── Extracted data ──

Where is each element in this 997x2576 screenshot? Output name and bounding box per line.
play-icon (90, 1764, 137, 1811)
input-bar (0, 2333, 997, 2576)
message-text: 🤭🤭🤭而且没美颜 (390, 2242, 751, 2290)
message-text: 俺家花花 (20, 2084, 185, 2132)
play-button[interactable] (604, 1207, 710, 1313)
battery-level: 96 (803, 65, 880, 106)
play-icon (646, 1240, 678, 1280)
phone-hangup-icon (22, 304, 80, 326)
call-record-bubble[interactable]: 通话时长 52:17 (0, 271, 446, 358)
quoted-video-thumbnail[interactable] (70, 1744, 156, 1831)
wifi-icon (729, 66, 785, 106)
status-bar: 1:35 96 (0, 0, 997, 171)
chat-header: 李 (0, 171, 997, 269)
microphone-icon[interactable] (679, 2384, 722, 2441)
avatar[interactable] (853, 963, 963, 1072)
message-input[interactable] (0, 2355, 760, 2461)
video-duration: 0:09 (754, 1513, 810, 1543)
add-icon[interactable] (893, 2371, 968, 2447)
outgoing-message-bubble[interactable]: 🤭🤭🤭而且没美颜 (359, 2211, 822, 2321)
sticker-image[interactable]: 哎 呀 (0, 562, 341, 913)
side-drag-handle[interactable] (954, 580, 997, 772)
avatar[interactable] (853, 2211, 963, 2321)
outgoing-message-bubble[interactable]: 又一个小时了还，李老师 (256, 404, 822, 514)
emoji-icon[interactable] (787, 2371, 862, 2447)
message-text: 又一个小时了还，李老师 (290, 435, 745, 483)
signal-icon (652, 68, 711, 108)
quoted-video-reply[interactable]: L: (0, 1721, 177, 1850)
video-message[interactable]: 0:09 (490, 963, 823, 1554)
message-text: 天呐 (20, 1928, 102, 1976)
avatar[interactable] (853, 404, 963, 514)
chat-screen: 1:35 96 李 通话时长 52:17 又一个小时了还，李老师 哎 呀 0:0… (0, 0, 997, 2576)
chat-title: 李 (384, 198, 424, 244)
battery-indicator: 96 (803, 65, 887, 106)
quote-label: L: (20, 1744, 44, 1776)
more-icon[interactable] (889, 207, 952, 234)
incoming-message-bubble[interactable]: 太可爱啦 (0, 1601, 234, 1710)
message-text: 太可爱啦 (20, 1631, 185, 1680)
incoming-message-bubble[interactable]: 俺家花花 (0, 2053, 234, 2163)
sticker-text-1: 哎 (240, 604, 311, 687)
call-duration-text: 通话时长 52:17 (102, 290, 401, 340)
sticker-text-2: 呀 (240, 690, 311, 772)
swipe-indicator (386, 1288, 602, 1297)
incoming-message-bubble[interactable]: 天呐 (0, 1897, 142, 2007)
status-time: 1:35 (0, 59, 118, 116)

───

→ Given exercise: Lay out every line of the items above as a Markdown table with the columns Number and Item line, numbering the rows in order and skipping any blank lines.

→ Result of the exercise:
| Number | Item line |
|---|---|
| 1 | Where is each element in this 997x2576 screenshot? Output name and bounding box per line. |
| 2 | play-icon (90, 1764, 137, 1811) |
| 3 | input-bar (0, 2333, 997, 2576) |
| 4 | message-text: 🤭🤭🤭而且没美颜 (390, 2242, 751, 2290) |
| 5 | message-text: 俺家花花 (20, 2084, 185, 2132) |
| 6 | play-button[interactable] (604, 1207, 710, 1313) |
| 7 | battery-level: 96 (803, 65, 880, 106) |
| 8 | play-icon (646, 1240, 678, 1280) |
| 9 | phone-hangup-icon (22, 304, 80, 326) |
| 10 | call-record-bubble[interactable]: 通话时长 52:17 (0, 271, 446, 358) |
| 11 | quoted-video-thumbnail[interactable] (70, 1744, 156, 1831) |
| 12 | wifi-icon (729, 66, 785, 106) |
| 13 | status-bar: 1:35 96 (0, 0, 997, 171) |
| 14 | chat-header: 李 (0, 171, 997, 269) |
| 15 | microphone-icon[interactable] (679, 2384, 722, 2441) |
| 16 | avatar[interactable] (853, 963, 963, 1072) |
| 17 | message-input[interactable] (0, 2355, 760, 2461) |
| 18 | video-duration: 0:09 (754, 1513, 810, 1543) |
| 19 | add-icon[interactable] (893, 2371, 968, 2447) |
| 20 | outgoing-message-bubble[interactable]: 🤭🤭🤭而且没美颜 (359, 2211, 822, 2321) |
| 21 | sticker-image[interactable]: 哎 呀 (0, 562, 341, 913) |
| 22 | side-drag-handle[interactable] (954, 580, 997, 772) |
| 23 | avatar[interactable] (853, 2211, 963, 2321) |
| 24 | outgoing-message-bubble[interactable]: 又一个小时了还，李老师 (256, 404, 822, 514) |
| 25 | emoji-icon[interactable] (787, 2371, 862, 2447) |
| 26 | message-text: 又一个小时了还，李老师 (290, 435, 745, 483) |
| 27 | signal-icon (652, 68, 711, 108) |
| 28 | quoted-video-reply[interactable]: L: (0, 1721, 177, 1850) |
| 29 | video-message[interactable]: 0:09 (490, 963, 823, 1554) |
| 30 | message-text: 天呐 (20, 1928, 102, 1976) |
| 31 | avatar[interactable] (853, 404, 963, 514) |
| 32 | chat-screen: 1:35 96 李 通话时长 52:17 又一个小时了还，李老师 哎 呀 0:0… (0, 0, 997, 2576) |
| 33 | chat-title: 李 (384, 198, 424, 244) |
| 34 | battery-indicator: 96 (803, 65, 887, 106) |
| 35 | quote-label: L: (20, 1744, 44, 1776) |
| 36 | more-icon[interactable] (889, 207, 952, 234) |
| 37 | incoming-message-bubble[interactable]: 太可爱啦 (0, 1601, 234, 1710) |
| 38 | message-text: 太可爱啦 (20, 1631, 185, 1680) |
| 39 | incoming-message-bubble[interactable]: 俺家花花 (0, 2053, 234, 2163) |
| 40 | sticker-text-1: 哎 (240, 604, 311, 687) |
| 41 | call-duration-text: 通话时长 52:17 (102, 290, 401, 340) |
| 42 | sticker-text-2: 呀 (240, 690, 311, 772) |
| 43 | swipe-indicator (386, 1288, 602, 1297) |
| 44 | incoming-message-bubble[interactable]: 天呐 (0, 1897, 142, 2007) |
| 45 | status-time: 1:35 (0, 59, 118, 116) |